-- Data in this exercise --
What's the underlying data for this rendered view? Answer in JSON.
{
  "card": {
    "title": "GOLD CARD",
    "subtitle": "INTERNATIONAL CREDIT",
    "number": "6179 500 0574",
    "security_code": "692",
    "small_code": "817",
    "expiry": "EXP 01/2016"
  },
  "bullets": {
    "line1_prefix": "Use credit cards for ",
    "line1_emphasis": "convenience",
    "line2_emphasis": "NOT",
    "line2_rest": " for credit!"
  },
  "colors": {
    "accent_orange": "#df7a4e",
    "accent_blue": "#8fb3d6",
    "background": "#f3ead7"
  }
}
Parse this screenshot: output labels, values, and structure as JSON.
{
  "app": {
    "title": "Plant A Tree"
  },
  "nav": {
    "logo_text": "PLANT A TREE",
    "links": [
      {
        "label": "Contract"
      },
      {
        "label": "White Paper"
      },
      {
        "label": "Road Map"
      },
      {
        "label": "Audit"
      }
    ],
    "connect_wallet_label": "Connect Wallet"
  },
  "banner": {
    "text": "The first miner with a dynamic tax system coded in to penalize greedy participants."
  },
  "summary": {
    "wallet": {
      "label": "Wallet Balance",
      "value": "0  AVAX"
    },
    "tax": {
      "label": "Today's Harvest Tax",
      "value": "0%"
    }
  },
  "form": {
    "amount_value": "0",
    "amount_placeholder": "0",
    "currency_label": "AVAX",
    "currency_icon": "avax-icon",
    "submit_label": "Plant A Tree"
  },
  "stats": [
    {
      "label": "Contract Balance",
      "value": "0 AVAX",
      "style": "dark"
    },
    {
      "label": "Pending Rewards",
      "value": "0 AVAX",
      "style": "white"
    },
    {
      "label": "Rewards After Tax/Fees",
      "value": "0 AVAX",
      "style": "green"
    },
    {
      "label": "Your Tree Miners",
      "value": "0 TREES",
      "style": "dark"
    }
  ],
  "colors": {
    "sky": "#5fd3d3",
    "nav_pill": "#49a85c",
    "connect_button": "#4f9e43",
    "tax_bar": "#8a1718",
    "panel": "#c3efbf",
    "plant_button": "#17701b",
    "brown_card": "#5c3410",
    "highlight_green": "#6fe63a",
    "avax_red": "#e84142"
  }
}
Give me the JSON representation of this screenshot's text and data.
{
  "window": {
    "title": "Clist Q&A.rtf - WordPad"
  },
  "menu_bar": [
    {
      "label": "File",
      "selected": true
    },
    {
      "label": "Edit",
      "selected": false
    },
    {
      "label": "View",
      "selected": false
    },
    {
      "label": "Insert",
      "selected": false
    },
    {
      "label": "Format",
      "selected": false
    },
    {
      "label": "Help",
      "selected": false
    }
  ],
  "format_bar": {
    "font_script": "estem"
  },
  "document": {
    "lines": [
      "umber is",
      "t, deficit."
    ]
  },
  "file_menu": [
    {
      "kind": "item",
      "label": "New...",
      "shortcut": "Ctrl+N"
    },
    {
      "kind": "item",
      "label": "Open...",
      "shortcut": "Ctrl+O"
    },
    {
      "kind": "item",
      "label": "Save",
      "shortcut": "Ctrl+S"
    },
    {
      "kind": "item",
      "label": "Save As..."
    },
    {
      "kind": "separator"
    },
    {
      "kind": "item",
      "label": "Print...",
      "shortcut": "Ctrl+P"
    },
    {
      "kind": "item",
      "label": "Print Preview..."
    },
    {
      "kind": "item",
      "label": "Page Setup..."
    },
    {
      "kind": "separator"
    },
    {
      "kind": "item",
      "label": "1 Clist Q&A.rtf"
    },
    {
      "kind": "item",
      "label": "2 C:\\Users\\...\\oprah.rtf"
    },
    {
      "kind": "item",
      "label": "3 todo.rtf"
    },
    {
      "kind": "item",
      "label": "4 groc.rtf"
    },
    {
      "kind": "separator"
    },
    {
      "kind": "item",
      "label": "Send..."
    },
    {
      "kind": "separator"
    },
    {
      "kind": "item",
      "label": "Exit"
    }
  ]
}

-- Problem requirements --
Only lines with the word "JSON" should be collected from the material.

-- The completed task --
What's the underlying data for this rendered view? Answer in JSON.
Parse this screenshot: output labels, values, and structure as JSON.
Give me the JSON representation of this screenshot's text and data.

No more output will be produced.